• [SELECTED TEXT]:
"""

Dr. Kitchens discussed continued conservative measures versus surgery of a right L3-4 microdiscectomy and instructed claimant to return on an as-needed basis. Claimant ultimately decided to have surgery, and it was scheduled for December 5, 2008.

¶ 9 On December 4, 2008, the day before surgery was scheduled, claimant was involved in a motor vehicle accident while driving a tractor-trailer for National Freight. Claimant testified that he felt a "pop" on the left side of his back and began to immediately experience "a real sharp pain down [his] left side *** and [his] lower back." Claimant also described numbness and tingling down his left leg. Claimant presented to Dr. Kitchens on December 5, 2008, for surgery. Claimant described pain in his back and down into both legs following the motor vehicle accident. Dr. Kitchens described these complaints as different than the ones claimant had previously voiced. Dr. Kitchens cancelled the surgery because claimant did not bring in his MRI films and he wanted to give the pain time to resolve in the event that it was just a flare-up. Dr. Kitchens recommended a new MRI to look for any change in his lumbar spine and referred claimant to Dr. Gordon Chu.

¶ 10 Dr. Chu saw claimant on December 10, 2008. At that time, claimant reported that he began experiencing pain down the right leg in 2006 following an injury at work. Claimant stated that following the motor vehicle accident, he began experiencing left leg pain. Dr. Chu reviewed the September 18, 2008, MRI. He noted a "problem with nomenclature with respect to the levels" because claimant appeared to have a partially lumbarized sacrum. He interpreted the MRI as showing a right-sided L2-3 disc herniation in the foramen and a left-sided L3-4 disc herniation. Dr. Chu's impression was disc herniations at two levels. Dr. Chu noted that the right side herniation has been symptomatic for the past two years. He believed that something may have occurred due to the motor vehicle accident, but noted that this was speculation because the new MRI had not yet been performed.

"""

• [INFORMATION PROVIDED]:
"""

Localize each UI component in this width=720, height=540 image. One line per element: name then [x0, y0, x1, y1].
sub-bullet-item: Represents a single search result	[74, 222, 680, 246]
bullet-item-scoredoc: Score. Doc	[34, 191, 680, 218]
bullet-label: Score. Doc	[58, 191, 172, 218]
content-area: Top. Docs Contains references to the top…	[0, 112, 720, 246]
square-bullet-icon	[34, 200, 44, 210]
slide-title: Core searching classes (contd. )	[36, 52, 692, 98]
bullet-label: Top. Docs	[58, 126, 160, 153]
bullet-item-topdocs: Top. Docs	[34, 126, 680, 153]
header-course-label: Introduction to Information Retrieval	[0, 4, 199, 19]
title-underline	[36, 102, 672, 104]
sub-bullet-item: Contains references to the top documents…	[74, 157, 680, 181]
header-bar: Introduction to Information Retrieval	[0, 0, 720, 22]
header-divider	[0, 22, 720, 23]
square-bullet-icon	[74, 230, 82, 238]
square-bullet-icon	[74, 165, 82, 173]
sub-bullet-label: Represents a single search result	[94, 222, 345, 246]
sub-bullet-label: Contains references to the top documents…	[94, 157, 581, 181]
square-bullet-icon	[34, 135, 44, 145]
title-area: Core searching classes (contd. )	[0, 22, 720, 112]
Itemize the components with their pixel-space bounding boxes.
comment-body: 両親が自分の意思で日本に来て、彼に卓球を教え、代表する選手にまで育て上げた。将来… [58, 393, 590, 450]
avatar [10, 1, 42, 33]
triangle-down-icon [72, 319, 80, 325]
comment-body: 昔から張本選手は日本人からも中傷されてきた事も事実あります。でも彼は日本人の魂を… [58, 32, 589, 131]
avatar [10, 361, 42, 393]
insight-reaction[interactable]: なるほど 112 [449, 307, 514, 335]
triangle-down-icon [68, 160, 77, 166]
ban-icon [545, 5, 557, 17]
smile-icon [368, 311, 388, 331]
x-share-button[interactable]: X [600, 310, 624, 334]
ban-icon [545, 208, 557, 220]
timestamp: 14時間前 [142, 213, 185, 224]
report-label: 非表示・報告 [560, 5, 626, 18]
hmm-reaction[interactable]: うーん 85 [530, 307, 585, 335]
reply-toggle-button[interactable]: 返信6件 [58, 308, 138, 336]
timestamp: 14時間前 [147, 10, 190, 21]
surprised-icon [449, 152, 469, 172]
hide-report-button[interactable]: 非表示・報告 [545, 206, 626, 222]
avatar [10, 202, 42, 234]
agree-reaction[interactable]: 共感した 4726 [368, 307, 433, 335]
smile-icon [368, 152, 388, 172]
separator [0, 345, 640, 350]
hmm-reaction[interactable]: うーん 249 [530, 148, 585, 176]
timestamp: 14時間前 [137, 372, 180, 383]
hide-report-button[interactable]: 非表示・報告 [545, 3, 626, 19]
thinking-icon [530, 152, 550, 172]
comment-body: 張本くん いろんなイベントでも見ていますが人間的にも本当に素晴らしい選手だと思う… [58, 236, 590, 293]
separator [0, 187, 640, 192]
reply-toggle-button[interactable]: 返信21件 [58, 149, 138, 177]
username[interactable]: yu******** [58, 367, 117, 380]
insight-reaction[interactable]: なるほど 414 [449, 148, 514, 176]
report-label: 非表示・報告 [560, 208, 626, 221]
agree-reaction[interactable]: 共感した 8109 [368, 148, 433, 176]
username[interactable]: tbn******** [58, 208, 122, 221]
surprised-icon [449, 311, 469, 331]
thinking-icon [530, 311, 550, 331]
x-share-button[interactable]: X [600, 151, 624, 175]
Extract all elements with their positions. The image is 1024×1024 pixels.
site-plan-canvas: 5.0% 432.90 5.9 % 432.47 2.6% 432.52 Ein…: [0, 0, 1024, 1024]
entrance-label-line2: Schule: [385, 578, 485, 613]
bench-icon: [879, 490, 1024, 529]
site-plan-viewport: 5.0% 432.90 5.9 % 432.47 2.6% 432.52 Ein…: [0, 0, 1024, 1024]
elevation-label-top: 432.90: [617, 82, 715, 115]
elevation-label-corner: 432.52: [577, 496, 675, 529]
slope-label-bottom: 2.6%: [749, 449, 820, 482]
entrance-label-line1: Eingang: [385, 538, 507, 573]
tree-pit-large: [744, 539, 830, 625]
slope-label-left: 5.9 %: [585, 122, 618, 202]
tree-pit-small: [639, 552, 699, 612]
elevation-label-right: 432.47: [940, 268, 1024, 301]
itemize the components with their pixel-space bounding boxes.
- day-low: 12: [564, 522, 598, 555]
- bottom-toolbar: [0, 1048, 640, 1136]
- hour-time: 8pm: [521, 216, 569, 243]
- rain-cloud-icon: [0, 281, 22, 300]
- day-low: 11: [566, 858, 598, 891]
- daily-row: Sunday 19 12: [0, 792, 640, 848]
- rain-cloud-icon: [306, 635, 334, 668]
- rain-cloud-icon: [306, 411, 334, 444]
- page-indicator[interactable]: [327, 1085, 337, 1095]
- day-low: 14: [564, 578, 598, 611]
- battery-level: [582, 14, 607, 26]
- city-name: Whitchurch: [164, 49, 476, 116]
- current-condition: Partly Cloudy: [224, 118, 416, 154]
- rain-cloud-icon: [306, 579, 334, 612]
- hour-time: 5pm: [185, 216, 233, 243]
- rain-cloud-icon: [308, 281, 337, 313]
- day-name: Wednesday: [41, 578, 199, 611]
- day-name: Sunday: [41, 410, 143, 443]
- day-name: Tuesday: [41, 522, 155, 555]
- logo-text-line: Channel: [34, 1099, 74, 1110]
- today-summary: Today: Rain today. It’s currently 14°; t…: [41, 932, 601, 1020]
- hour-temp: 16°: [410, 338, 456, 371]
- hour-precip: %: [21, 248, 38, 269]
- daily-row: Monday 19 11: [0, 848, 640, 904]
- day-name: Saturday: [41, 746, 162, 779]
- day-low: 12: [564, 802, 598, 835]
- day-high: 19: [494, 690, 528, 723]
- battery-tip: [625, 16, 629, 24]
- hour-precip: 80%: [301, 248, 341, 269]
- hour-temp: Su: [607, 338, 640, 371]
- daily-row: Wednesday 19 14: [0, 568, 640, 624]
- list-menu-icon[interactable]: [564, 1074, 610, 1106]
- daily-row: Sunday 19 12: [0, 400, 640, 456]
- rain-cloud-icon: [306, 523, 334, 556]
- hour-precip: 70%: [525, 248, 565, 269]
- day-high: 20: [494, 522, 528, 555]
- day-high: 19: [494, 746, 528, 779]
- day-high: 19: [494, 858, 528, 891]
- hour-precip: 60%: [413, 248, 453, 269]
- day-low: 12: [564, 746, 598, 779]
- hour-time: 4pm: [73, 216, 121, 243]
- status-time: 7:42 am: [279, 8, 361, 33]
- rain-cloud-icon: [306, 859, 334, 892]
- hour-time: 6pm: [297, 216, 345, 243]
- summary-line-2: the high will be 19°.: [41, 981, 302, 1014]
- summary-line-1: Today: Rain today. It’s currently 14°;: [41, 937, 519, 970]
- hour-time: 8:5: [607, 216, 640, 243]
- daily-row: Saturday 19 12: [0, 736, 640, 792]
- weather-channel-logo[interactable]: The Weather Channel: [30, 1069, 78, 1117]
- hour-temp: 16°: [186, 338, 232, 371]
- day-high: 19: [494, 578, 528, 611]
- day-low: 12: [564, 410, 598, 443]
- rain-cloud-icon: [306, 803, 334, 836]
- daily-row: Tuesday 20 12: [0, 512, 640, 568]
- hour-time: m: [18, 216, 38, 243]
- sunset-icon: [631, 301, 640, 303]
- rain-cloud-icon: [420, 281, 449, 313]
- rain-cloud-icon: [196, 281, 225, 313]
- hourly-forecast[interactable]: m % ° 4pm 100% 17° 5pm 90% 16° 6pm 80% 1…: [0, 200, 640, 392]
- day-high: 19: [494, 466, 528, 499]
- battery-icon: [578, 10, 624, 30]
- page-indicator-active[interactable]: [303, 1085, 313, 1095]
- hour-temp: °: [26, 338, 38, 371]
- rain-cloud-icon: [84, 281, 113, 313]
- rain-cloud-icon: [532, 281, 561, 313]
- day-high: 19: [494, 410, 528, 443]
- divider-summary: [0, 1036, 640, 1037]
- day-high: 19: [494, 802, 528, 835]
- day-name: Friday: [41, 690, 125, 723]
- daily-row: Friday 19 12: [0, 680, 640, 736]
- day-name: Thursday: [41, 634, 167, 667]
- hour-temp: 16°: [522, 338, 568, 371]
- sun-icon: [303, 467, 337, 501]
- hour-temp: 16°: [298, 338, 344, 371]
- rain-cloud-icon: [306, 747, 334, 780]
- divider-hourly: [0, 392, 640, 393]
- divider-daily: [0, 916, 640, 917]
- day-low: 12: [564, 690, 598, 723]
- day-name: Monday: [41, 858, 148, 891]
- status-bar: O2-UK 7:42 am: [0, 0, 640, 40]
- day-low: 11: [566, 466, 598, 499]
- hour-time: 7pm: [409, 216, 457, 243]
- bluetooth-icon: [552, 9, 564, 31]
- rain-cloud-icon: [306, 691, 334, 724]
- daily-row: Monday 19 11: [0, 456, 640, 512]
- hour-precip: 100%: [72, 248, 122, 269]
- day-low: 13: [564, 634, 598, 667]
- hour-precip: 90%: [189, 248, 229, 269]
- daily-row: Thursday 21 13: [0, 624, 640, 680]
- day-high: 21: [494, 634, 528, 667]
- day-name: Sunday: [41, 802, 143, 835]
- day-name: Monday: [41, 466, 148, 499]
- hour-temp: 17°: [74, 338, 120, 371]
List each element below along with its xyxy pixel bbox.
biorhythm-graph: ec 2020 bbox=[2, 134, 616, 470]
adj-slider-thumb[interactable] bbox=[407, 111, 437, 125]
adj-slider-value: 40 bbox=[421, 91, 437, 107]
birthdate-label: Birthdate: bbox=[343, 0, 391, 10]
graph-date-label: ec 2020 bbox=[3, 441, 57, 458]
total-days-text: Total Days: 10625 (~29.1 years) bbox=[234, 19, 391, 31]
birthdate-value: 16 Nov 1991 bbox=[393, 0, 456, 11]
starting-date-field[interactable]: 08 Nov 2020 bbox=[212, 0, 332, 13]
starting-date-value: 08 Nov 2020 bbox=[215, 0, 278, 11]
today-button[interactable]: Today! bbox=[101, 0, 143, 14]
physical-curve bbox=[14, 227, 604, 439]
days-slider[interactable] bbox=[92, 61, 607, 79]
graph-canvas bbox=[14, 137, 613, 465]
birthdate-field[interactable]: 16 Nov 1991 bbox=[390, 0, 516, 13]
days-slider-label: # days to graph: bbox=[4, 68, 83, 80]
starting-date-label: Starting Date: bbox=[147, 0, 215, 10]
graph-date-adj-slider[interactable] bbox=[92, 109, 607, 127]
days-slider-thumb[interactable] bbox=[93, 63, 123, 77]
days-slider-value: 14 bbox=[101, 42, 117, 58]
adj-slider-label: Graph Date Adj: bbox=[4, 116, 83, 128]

"""

Reproduce the stretch of the text on the claimant's back injury from "Dr. Kitchens discussed" through "December 5, 2008.", word for word.

• [SOLUTION TO THIS PROBLEM]:
Dr. Kitchens discussed continued conservative measures versus surgery of a right L3-4 microdiscectomy and instructed claimant to return on an as-needed basis. Claimant ultimately decided to have surgery, and it was scheduled for December 5, 2008.